**Instructions for the task:**
Identify every line containing the word "grid" and reproduce each one.

**Exercise inputs:**

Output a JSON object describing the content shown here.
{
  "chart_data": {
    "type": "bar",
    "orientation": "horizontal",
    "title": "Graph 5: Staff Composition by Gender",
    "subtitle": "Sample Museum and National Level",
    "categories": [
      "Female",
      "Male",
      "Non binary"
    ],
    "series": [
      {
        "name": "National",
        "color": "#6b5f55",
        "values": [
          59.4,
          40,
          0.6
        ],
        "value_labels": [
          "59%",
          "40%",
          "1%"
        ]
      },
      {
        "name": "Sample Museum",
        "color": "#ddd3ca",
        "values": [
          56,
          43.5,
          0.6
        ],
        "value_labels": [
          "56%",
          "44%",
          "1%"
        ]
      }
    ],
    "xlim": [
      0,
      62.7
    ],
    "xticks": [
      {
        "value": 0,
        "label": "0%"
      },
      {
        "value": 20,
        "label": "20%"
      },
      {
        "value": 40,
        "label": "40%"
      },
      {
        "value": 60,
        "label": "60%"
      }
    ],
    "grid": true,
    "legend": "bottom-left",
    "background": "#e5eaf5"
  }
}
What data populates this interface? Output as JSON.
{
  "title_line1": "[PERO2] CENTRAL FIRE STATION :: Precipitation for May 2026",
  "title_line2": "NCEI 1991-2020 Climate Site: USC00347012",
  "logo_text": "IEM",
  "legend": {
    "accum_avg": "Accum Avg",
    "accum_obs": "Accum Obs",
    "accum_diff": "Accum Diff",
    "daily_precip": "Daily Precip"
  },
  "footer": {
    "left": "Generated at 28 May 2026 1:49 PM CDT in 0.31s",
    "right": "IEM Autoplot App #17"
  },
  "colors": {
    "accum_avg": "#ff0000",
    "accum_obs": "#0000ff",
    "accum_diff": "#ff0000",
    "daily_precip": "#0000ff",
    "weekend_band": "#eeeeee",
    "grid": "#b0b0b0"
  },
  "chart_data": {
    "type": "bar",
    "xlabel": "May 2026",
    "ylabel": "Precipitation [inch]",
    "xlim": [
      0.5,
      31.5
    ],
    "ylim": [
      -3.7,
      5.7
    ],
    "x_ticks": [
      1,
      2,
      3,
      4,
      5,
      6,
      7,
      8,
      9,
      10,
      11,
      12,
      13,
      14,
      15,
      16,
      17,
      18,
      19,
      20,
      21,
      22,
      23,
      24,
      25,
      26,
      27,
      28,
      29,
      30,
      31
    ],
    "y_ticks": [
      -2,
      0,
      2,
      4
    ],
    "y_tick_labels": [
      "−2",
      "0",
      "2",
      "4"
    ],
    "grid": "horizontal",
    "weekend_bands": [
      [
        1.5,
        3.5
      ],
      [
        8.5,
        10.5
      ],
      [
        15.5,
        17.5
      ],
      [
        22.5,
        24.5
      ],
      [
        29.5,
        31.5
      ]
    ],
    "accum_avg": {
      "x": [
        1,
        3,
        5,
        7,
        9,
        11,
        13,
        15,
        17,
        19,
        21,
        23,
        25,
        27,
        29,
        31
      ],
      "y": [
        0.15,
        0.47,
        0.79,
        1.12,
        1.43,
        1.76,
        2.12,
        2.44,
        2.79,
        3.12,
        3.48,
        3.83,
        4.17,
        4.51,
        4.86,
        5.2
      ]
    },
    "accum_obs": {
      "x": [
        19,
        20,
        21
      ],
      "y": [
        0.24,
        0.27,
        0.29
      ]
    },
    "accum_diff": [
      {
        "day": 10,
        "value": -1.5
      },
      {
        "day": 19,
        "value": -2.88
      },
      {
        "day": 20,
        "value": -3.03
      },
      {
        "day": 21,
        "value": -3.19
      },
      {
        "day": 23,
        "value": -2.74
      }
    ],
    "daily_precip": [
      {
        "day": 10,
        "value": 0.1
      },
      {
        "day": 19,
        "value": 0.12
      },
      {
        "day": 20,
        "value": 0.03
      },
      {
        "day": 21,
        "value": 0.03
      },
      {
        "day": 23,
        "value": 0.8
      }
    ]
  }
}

**Full solution:**
    "grid": true,
    "grid": "#b0b0b0"
    "grid": "horizontal",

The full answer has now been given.